Display.update slow when disk I/O usage high

Started by mbaumbach, November 15, 2010, 02:09:16

Previous topic - Next topic

mbaumbach

This may be hard to explain, but essentially I have a game using LWJGL and it runs on average about 100 FPS at about 50% CPU on a typical machine. The frames stay consistent even as various logic pieces are hit (Collision detection, ray tracing, etc.).

But occasionally and rather randomly the CPU spikes to nearly 100% and then my frames drop to 10-12. It can stay this way for quite some time before it recovers. I tried timing various parts of my code and disabling various parts, but the culprit seems to be Display.update in my game loop, taking anywhere from 50-80ms. Typically it's 0-10.

I've tried all sorts of remedies, including disabling all of my logic code, enabling Vsync, and calling Display.sync before the Display.update. I tend to have less problems when Vsync or sync is used to limit the framerates. Is this normal? Would hitting too high of framerates cause Display.update to fall behind? My friend running a much better computer than I gets about 400-500 FPS, but also will hit these spikes from time to time where it drops to about 20 FPS, however his generally recovers very quickly, or it just seems like a short blip. But it is noticeable and annoying.

I'm just trying to nip this in the bud before it becomes a bigger problem if it's something in my code. Any ideas, thoughts, or things I could try?

EDIT: Updated subject to better reflect the issue.

jediTofu

To me, this sounds like a garbage collection problem rather than a Display.update problem.  Usually in Java games, the gc is to blame for random spikes like this (especially later in the game when you have used a lot of resources)...

Every interval (maybe 5 seconds? experiment), call System.gc(), and see if this fixes it.  Also, make sure to set variables to null when you no longer need them.
cool story, bro

mbaumbach

Thanks for the tip. I'll certainly play around with that. I have had times where it starts up and immediately is at 90% CPU and running low FPS. But the more common case tends to be every couple of minutes.

EDIT: Just a basic test, I had System.gc() get called about every 5 seconds (both on the current thread running the game loop and on it's own thread, but I didn't expect that to make a difference) and I saw an even worse, more noticeable blip every time it was called.

BatKid

If it is indeed a gc problem, then I think calling gc() all the time is not the answer (it cost something everytime gc is called).  

This is a shot in the dark, but in your code, are you doing a lot of "new ..."?  If you are, then you may want to consider re-writing your code to eliminate these new calls.  For example, if you have a method that allocates a new array and return that array, you can eliminate the allocation by making the return array a field.

Projects: 
   Env3D (http://env3d.org): Learn Java in 3D
   WhaleChat (http://whalechat.com): A 3D social programming experiment

jediTofu

Quote from: mbaumbach on November 15, 2010, 02:40:01
EDIT: Just a basic test, I had System.gc() get called about every 5 seconds (both on the current thread running the game loop and on it's own thread, but I didn't expect that to make a difference) and I saw an even worse, more noticeable blip every time it was called.

Element location info
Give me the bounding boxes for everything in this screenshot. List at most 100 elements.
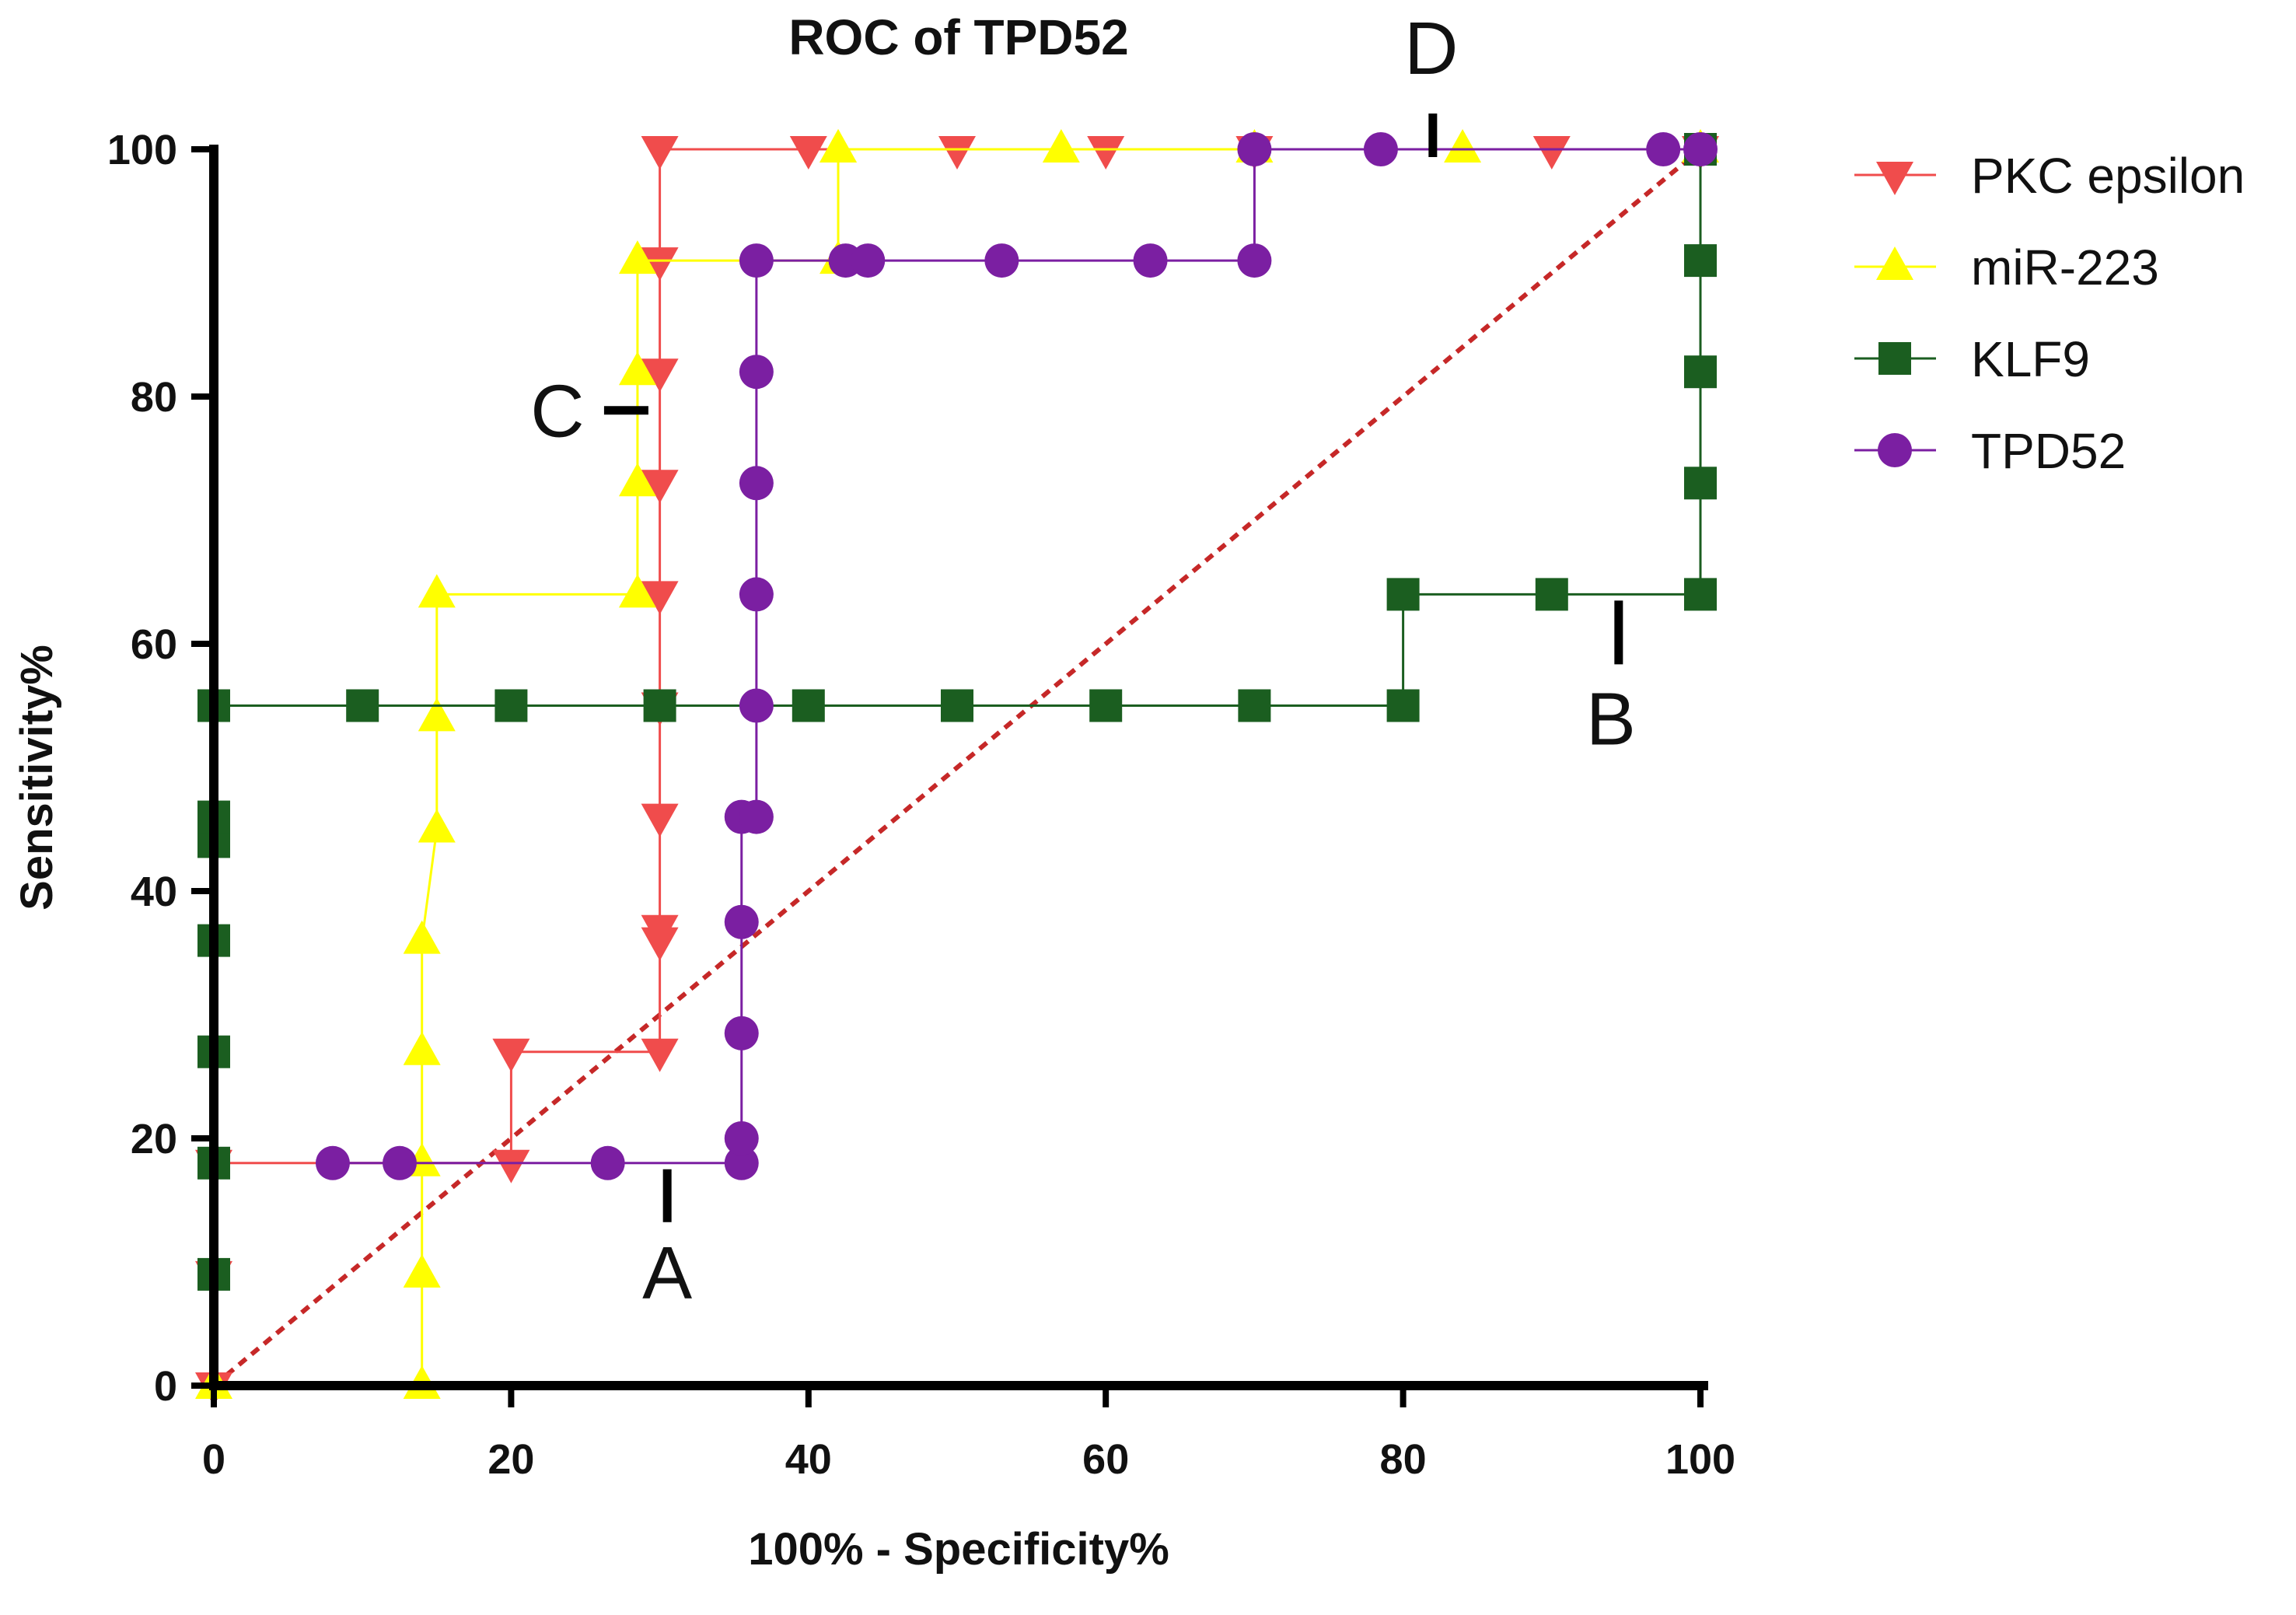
legend-marker-klf9: [1878, 342, 1911, 375]
data-point-mir-223: [1042, 129, 1080, 163]
annotation-label-a: A: [642, 1232, 692, 1315]
data-point-klf9: [643, 689, 676, 722]
data-point-tpd52: [1237, 132, 1272, 166]
legend-item-mir-223: miR-223: [1854, 239, 2159, 295]
data-point-tpd52: [1363, 132, 1398, 166]
data-point-klf9: [346, 689, 379, 722]
data-point-klf9: [1684, 244, 1717, 278]
legend-marker-pkc-epsilon: [1876, 162, 1913, 195]
y-tick-label: 20: [131, 1116, 177, 1162]
data-point-tpd52: [724, 1015, 759, 1050]
annotation-label-c: C: [530, 370, 584, 453]
data-point-tpd52: [739, 355, 774, 390]
legend-item-klf9: KLF9: [1854, 331, 2090, 387]
series-line-tpd52: [332, 148, 1700, 1165]
data-point-tpd52: [1237, 243, 1272, 278]
x-tick-label: 40: [785, 1436, 832, 1483]
series-layer: [195, 129, 1719, 1406]
annotations-layer: A B C D: [530, 7, 1636, 1315]
data-point-klf9: [1535, 578, 1568, 611]
data-point-klf9: [1386, 578, 1420, 611]
y-tick-label: 60: [131, 621, 177, 668]
data-point-klf9: [792, 689, 825, 722]
data-point-tpd52: [984, 243, 1019, 278]
data-point-pkc-epsilon: [492, 1038, 530, 1072]
data-point-mir-223: [403, 1031, 441, 1065]
series-klf9: [197, 133, 1717, 1291]
data-point-pkc-epsilon: [641, 470, 679, 504]
legend-label: miR-223: [1971, 239, 2159, 295]
data-point-tpd52: [383, 1145, 417, 1180]
data-point-klf9: [1238, 689, 1271, 722]
data-point-tpd52: [739, 243, 774, 278]
data-point-pkc-epsilon: [641, 914, 679, 949]
data-point-pkc-epsilon: [641, 581, 679, 615]
data-point-mir-223: [403, 1253, 441, 1288]
data-point-pkc-epsilon: [1087, 136, 1125, 170]
x-tick-label: 0: [202, 1436, 225, 1483]
legend-marker-tpd52: [1878, 433, 1912, 467]
ticks-layer: 0 20 40 60 80 100 0 20 40 60 80 100: [107, 127, 1735, 1483]
data-point-tpd52: [1646, 132, 1681, 166]
data-point-klf9: [941, 689, 973, 722]
data-point-pkc-epsilon: [641, 358, 679, 393]
data-point-tpd52: [315, 1145, 350, 1180]
legend-marker-mir-223: [1876, 246, 1913, 280]
data-point-pkc-epsilon: [492, 1149, 530, 1183]
y-tick-label: 100: [107, 127, 177, 173]
x-tick-label: 100: [1665, 1436, 1735, 1483]
data-point-mir-223: [618, 240, 656, 274]
x-axis-label: 100% - Specificity%: [748, 1524, 1169, 1575]
chart-title: ROC of TPD52: [788, 9, 1128, 65]
data-point-klf9: [1684, 355, 1717, 389]
data-point-tpd52: [724, 904, 759, 939]
data-point-mir-223: [618, 574, 656, 608]
y-tick-label: 40: [131, 869, 177, 915]
data-point-mir-223: [618, 463, 656, 497]
legend-label: KLF9: [1971, 331, 2090, 387]
data-point-klf9: [494, 689, 528, 722]
data-point-pkc-epsilon: [1532, 136, 1571, 170]
legend-item-pkc-epsilon: PKC epsilon: [1854, 148, 2245, 204]
annotation-label-d: D: [1404, 7, 1458, 90]
data-point-tpd52: [724, 1121, 759, 1155]
legend-label: PKC epsilon: [1971, 148, 2245, 204]
data-point-mir-223: [418, 697, 456, 732]
data-point-tpd52: [739, 688, 774, 723]
legend: PKC epsilon miR-223 KLF9 TPD52: [1854, 148, 2245, 479]
data-point-klf9: [1684, 467, 1717, 500]
legend-item-tpd52: TPD52: [1854, 423, 2126, 479]
data-point-pkc-epsilon: [641, 1038, 679, 1072]
data-point-pkc-epsilon: [641, 247, 679, 281]
series-pkc-epsilon: [195, 136, 1719, 1406]
data-point-klf9: [1684, 578, 1717, 611]
x-tick-label: 20: [488, 1436, 534, 1483]
reference-diagonal-line: [212, 147, 1702, 1388]
data-point-mir-223: [418, 574, 456, 608]
data-point-tpd52: [851, 243, 886, 278]
data-point-tpd52: [1133, 243, 1168, 278]
data-point-tpd52: [724, 1145, 759, 1180]
data-point-mir-223: [1444, 129, 1482, 163]
data-point-mir-223: [618, 351, 656, 386]
x-tick-label: 60: [1082, 1436, 1129, 1483]
y-tick-label: 0: [154, 1363, 177, 1410]
y-axis-label: Sensitivity%: [12, 645, 62, 911]
y-tick-label: 80: [131, 374, 177, 421]
data-point-pkc-epsilon: [641, 803, 679, 837]
data-point-pkc-epsilon: [789, 136, 827, 170]
data-point-mir-223: [418, 809, 456, 843]
annotation-label-b: B: [1586, 677, 1636, 760]
data-point-mir-223: [820, 129, 858, 163]
x-tick-label: 80: [1380, 1436, 1427, 1483]
data-point-klf9: [1386, 689, 1420, 722]
data-point-tpd52: [590, 1145, 625, 1180]
data-point-pkc-epsilon: [641, 136, 679, 170]
data-point-tpd52: [739, 799, 774, 834]
series-mir-223: [195, 129, 1719, 1399]
data-point-tpd52: [739, 466, 774, 501]
data-point-klf9: [1089, 689, 1123, 722]
reference-line-layer: [212, 147, 1702, 1388]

▸ **Exercise goal**
Please copy out the forum thread from the words "I'm just trying" through "reflect the issue.", and in that stretch change "subject" to "title".

▸ **Right answer**
I'm just trying to nip this in the bud before it becomes a bigger problem if it's something in my code. Any ideas, thoughts, or things I could try?

EDIT: Updated title to better reflect the issue.